Your instructions -
Your answer should be one number: how many lines of the records hold the string "color".

(Lines of data)
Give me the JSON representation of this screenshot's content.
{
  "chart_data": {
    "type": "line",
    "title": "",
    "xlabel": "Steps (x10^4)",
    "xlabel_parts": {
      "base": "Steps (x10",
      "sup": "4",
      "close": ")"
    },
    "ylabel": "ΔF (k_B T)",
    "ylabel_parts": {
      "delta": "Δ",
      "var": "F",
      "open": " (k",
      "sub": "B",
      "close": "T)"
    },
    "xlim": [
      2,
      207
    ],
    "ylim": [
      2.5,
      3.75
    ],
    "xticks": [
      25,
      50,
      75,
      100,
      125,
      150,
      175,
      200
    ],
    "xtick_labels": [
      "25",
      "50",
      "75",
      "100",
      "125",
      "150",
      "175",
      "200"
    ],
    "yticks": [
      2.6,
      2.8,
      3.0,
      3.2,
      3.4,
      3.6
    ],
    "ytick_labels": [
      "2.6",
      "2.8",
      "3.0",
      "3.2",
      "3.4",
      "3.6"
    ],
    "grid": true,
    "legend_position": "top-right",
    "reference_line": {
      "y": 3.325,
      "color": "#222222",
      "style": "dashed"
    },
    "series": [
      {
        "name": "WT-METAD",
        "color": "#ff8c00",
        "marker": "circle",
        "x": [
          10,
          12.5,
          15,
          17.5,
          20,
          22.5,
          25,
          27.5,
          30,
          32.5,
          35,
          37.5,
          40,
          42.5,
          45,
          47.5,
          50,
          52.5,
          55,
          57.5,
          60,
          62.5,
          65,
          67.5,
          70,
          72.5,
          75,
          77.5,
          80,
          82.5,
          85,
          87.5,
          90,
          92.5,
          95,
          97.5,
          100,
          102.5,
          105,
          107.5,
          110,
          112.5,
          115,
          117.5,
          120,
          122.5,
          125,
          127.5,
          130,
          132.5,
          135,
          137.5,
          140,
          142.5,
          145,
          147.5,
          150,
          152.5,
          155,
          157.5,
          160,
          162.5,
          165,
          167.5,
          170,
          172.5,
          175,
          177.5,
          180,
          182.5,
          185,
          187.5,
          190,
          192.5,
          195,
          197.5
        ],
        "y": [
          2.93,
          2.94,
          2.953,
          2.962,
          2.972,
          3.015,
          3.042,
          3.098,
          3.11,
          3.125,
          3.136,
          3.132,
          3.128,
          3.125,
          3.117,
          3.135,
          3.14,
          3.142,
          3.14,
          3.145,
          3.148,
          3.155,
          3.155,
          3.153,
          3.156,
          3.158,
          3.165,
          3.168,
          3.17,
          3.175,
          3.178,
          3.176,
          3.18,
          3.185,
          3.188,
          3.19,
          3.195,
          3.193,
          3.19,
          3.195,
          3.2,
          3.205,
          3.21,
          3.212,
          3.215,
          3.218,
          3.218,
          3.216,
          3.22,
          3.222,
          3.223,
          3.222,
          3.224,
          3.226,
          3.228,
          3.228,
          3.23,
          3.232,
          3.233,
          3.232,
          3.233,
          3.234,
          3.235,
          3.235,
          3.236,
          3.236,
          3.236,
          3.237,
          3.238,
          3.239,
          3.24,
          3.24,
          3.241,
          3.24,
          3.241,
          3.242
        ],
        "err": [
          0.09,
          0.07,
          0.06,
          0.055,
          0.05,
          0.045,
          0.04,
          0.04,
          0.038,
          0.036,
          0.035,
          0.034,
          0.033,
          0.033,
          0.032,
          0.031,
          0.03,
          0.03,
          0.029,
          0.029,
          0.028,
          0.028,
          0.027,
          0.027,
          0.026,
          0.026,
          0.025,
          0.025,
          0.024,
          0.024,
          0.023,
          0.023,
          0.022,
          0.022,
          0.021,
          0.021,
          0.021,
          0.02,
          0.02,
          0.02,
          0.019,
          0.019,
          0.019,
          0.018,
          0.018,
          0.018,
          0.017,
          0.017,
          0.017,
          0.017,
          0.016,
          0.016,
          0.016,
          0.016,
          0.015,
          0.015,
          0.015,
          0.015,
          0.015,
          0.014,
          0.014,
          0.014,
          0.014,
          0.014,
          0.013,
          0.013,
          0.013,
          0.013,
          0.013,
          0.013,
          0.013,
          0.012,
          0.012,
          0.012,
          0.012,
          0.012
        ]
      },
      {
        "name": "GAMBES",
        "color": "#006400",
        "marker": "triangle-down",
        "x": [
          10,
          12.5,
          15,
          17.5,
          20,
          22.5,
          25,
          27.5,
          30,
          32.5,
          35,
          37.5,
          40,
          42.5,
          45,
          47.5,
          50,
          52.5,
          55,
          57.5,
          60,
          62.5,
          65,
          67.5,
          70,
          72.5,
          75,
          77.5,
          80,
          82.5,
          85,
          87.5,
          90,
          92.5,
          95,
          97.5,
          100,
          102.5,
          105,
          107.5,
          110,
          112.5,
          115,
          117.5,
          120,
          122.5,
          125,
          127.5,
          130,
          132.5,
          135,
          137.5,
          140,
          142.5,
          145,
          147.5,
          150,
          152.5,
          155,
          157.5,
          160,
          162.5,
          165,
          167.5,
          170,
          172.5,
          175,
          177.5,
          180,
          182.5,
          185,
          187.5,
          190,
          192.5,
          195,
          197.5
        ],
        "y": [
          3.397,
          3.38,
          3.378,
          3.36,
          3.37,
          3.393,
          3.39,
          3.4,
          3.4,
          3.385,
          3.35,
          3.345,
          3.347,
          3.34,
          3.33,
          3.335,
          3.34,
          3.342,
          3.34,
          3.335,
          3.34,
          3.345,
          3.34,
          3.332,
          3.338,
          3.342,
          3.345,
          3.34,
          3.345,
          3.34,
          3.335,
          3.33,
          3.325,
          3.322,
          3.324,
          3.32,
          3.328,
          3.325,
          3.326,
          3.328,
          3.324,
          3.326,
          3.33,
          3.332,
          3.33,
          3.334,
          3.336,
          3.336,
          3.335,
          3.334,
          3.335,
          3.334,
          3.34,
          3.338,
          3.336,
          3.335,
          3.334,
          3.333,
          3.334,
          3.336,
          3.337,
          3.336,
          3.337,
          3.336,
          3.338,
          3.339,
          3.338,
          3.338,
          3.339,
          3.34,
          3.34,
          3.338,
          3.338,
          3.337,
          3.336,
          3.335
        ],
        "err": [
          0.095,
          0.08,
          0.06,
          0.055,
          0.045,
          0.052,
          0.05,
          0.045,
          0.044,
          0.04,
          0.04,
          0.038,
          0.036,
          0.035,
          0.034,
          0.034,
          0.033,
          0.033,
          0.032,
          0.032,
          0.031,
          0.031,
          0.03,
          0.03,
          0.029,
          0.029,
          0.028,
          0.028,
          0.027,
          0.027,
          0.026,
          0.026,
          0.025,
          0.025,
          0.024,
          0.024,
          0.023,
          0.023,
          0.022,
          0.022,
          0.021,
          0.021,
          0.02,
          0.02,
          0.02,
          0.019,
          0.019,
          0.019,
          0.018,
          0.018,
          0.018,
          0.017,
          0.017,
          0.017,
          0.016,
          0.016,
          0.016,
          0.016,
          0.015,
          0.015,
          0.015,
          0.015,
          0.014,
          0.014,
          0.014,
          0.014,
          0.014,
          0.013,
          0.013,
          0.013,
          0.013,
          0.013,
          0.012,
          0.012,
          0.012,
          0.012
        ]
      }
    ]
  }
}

Output for this exercise -
3